[EXTRACTED MATERIAL]:

— Begin —

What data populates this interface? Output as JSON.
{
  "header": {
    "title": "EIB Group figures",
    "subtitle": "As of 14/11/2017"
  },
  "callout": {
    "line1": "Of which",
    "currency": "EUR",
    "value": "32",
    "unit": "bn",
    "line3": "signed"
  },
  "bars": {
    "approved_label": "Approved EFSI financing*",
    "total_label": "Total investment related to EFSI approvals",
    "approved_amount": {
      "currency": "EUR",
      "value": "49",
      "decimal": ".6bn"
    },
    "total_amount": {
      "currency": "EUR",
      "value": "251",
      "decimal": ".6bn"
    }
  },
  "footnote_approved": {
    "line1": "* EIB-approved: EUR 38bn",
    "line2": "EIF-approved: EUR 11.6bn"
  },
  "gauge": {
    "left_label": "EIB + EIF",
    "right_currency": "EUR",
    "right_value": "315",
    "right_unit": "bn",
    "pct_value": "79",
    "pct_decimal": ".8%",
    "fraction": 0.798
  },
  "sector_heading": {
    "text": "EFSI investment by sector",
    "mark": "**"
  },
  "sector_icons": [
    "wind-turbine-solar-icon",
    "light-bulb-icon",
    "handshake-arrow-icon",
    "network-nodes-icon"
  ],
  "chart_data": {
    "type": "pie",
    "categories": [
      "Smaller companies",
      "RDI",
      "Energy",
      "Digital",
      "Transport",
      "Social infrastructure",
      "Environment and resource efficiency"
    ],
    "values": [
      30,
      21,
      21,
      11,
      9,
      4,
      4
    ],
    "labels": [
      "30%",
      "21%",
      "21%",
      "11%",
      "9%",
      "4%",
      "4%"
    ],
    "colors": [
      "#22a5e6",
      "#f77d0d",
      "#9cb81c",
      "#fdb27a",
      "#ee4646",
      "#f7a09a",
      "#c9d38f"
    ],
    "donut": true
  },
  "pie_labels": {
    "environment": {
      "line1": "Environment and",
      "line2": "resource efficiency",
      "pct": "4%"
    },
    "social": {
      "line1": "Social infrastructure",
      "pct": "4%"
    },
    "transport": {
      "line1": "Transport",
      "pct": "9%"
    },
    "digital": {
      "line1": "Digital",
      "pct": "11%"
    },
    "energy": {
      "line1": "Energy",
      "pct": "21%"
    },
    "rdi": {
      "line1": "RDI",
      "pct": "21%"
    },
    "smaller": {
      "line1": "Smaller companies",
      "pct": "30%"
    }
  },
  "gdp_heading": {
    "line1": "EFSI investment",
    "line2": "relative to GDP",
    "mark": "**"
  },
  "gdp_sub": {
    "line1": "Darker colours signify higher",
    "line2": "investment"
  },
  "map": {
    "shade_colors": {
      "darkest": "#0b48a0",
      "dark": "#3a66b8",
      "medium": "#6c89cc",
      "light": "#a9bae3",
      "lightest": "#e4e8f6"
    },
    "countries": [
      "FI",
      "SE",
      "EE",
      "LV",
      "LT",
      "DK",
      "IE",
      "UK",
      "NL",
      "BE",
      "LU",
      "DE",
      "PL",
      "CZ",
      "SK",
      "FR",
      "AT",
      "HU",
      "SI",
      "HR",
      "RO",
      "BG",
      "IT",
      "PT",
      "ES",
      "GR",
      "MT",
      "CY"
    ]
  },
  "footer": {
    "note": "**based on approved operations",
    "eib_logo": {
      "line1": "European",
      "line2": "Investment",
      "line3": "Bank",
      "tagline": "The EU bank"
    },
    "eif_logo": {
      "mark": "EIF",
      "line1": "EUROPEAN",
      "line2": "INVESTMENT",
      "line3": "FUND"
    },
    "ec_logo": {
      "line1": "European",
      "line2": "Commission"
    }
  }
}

— End —

[EXERCISE PROMPT]: Copy out all of the lines above exactly.

[COMPLETE ANSWER]:
What data populates this interface? Output as JSON.
{
  "header": {
    "title": "EIB Group figures",
    "subtitle": "As of 14/11/2017"
  },
  "callout": {
    "line1": "Of which",
    "currency": "EUR",
    "value": "32",
    "unit": "bn",
    "line3": "signed"
  },
  "bars": {
    "approved_label": "Approved EFSI financing*",
    "total_label": "Total investment related to EFSI approvals",
    "approved_amount": {
      "currency": "EUR",
      "value": "49",
      "decimal": ".6bn"
    },
    "total_amount": {
      "currency": "EUR",
      "value": "251",
      "decimal": ".6bn"
    }
  },
  "footnote_approved": {
    "line1": "* EIB-approved: EUR 38bn",
    "line2": "EIF-approved: EUR 11.6bn"
  },
  "gauge": {
    "left_label": "EIB + EIF",
    "right_currency": "EUR",
    "right_value": "315",
    "right_unit": "bn",
    "pct_value": "79",
    "pct_decimal": ".8%",
    "fraction": 0.798
  },
  "sector_heading": {
    "text": "EFSI investment by sector",
    "mark": "**"
  },
  "sector_icons": [
    "wind-turbine-solar-icon",
    "light-bulb-icon",
    "handshake-arrow-icon",
    "network-nodes-icon"
  ],
  "chart_data": {
    "type": "pie",
    "categories": [
      "Smaller companies",
      "RDI",
      "Energy",
      "Digital",
      "Transport",
      "Social infrastructure",
      "Environment and resource efficiency"
    ],
    "values": [
      30,
      21,
      21,
      11,
      9,
      4,
      4
    ],
    "labels": [
      "30%",
      "21%",
      "21%",
      "11%",
      "9%",
      "4%",
      "4%"
    ],
    "colors": [
      "#22a5e6",
      "#f77d0d",
      "#9cb81c",
      "#fdb27a",
      "#ee4646",
      "#f7a09a",
      "#c9d38f"
    ],
    "donut": true
  },
  "pie_labels": {
    "environment": {
      "line1": "Environment and",
      "line2": "resource efficiency",
      "pct": "4%"
    },
    "social": {
      "line1": "Social infrastructure",
      "pct": "4%"
    },
    "transport": {
      "line1": "Transport",
      "pct": "9%"
    },
    "digital": {
      "line1": "Digital",
      "pct": "11%"
    },
    "energy": {
      "line1": "Energy",
      "pct": "21%"
    },
    "rdi": {
      "line1": "RDI",
      "pct": "21%"
    },
    "smaller": {
      "line1": "Smaller companies",
      "pct": "30%"
    }
  },
  "gdp_heading": {
    "line1": "EFSI investment",
    "line2": "relative to GDP",
    "mark": "**"
  },
  "gdp_sub": {
    "line1": "Darker colours signify higher",
    "line2": "investment"
  },
  "map": {
    "shade_colors": {
      "darkest": "#0b48a0",
      "dark": "#3a66b8",
      "medium": "#6c89cc",
      "light": "#a9bae3",
      "lightest": "#e4e8f6"
    },
    "countries": [
      "FI",
      "SE",
      "EE",
      "LV",
      "LT",
      "DK",
      "IE",
      "UK",
      "NL",
      "BE",
      "LU",
      "DE",
      "PL",
      "CZ",
      "SK",
      "FR",
      "AT",
      "HU",
      "SI",
      "HR",
      "RO",
      "BG",
      "IT",
      "PT",
      "ES",
      "GR",
      "MT",
      "CY"
    ]
  },
  "footer": {
    "note": "**based on approved operations",
    "eib_logo": {
      "line1": "European",
      "line2": "Investment",
      "line3": "Bank",
      "tagline": "The EU bank"
    },
    "eif_logo": {
      "mark": "EIF",
      "line1": "EUROPEAN",
      "line2": "INVESTMENT",
      "line3": "FUND"
    },
    "ec_logo": {
      "line1": "European",
      "line2": "Commission"
    }
  }
}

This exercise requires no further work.